▼
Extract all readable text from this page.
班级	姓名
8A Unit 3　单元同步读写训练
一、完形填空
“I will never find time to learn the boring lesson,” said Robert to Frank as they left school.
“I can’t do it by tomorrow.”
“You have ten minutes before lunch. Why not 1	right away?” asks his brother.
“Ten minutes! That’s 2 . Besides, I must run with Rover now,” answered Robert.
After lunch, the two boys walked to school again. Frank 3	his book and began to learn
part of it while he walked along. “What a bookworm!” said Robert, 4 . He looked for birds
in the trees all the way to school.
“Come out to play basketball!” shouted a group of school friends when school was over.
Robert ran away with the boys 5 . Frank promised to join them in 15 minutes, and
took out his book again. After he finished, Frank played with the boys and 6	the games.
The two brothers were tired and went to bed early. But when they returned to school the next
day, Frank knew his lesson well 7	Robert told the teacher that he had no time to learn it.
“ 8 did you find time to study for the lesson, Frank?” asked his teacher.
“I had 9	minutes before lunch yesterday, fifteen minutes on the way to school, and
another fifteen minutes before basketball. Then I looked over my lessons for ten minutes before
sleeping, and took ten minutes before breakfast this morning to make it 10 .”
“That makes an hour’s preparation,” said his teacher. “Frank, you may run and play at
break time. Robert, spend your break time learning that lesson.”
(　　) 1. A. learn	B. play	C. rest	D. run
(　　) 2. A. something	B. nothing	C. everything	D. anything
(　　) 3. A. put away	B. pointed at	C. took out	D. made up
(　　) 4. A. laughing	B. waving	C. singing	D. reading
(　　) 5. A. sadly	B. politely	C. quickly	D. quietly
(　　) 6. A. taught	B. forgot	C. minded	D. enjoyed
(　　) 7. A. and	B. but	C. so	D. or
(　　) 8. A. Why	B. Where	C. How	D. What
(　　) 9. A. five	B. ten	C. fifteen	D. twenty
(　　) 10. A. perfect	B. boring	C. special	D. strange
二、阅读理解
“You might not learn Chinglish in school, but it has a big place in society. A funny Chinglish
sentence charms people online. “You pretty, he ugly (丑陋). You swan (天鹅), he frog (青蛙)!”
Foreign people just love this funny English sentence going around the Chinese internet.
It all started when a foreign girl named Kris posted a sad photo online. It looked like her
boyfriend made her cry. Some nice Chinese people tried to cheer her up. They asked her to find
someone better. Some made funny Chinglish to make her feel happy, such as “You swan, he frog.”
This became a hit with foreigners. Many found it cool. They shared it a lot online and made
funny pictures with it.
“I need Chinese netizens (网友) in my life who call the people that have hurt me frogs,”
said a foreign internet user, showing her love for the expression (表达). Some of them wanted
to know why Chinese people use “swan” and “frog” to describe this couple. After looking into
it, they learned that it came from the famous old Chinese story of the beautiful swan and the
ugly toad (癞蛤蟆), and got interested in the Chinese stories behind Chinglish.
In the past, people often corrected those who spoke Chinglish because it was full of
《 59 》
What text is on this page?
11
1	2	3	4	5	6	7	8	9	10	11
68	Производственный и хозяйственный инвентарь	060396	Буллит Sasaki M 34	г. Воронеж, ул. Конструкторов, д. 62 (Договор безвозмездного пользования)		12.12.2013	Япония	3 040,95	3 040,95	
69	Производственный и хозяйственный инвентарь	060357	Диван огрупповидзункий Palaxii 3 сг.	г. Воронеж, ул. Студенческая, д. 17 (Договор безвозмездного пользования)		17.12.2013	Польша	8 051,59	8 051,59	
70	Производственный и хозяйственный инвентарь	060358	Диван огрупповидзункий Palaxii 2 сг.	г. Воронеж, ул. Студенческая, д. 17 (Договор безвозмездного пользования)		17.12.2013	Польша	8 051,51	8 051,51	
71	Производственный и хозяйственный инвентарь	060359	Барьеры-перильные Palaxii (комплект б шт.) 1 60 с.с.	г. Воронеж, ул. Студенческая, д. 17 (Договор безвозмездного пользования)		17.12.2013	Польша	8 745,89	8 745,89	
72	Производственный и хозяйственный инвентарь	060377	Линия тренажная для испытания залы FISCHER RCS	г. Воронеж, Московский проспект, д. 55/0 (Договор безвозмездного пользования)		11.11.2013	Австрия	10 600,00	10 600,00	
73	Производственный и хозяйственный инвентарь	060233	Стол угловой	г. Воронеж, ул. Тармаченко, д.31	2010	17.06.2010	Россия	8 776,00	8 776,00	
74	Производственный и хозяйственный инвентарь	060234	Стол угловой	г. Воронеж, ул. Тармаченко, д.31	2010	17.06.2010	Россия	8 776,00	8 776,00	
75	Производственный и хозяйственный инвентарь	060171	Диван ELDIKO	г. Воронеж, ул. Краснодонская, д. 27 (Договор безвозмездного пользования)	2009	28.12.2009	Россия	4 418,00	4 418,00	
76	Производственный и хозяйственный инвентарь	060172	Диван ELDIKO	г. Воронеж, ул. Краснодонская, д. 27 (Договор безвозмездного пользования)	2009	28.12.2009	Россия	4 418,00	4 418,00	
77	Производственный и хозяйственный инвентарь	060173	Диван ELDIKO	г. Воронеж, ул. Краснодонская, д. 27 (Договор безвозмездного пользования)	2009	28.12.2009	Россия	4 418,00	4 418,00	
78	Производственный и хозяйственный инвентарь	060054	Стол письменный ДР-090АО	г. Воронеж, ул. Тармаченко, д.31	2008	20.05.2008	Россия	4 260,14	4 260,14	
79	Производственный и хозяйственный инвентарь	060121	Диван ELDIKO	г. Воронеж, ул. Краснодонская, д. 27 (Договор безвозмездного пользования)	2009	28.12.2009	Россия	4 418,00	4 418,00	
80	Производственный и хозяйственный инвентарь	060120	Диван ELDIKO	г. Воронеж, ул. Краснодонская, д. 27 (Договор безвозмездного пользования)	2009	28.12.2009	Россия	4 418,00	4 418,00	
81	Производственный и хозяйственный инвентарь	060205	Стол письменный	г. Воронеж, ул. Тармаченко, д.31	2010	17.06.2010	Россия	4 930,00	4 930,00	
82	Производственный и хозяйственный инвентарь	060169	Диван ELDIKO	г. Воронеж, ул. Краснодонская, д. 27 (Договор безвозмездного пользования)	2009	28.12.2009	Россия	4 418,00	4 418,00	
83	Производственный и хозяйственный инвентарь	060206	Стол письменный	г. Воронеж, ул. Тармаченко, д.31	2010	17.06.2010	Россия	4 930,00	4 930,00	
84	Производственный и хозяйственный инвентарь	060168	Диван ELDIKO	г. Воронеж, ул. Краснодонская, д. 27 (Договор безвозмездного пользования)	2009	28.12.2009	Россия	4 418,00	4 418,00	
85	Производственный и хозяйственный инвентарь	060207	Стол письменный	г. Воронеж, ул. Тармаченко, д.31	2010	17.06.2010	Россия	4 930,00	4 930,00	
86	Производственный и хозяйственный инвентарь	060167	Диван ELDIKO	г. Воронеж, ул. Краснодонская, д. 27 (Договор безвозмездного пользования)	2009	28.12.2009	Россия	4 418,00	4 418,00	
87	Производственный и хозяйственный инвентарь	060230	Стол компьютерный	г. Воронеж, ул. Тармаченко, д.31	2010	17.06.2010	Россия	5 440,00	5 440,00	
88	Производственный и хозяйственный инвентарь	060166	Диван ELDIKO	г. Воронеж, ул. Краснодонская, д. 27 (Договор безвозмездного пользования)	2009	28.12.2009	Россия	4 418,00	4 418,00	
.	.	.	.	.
▲
◆ Goal of the exercise: Write down every line of the data above that includes the string "again".

◆ In response:
After lunch, the two boys walked to school again. Frank 3	his book and began to learn
took out his book again. After he finished, Frank played with the boys and 6	the games.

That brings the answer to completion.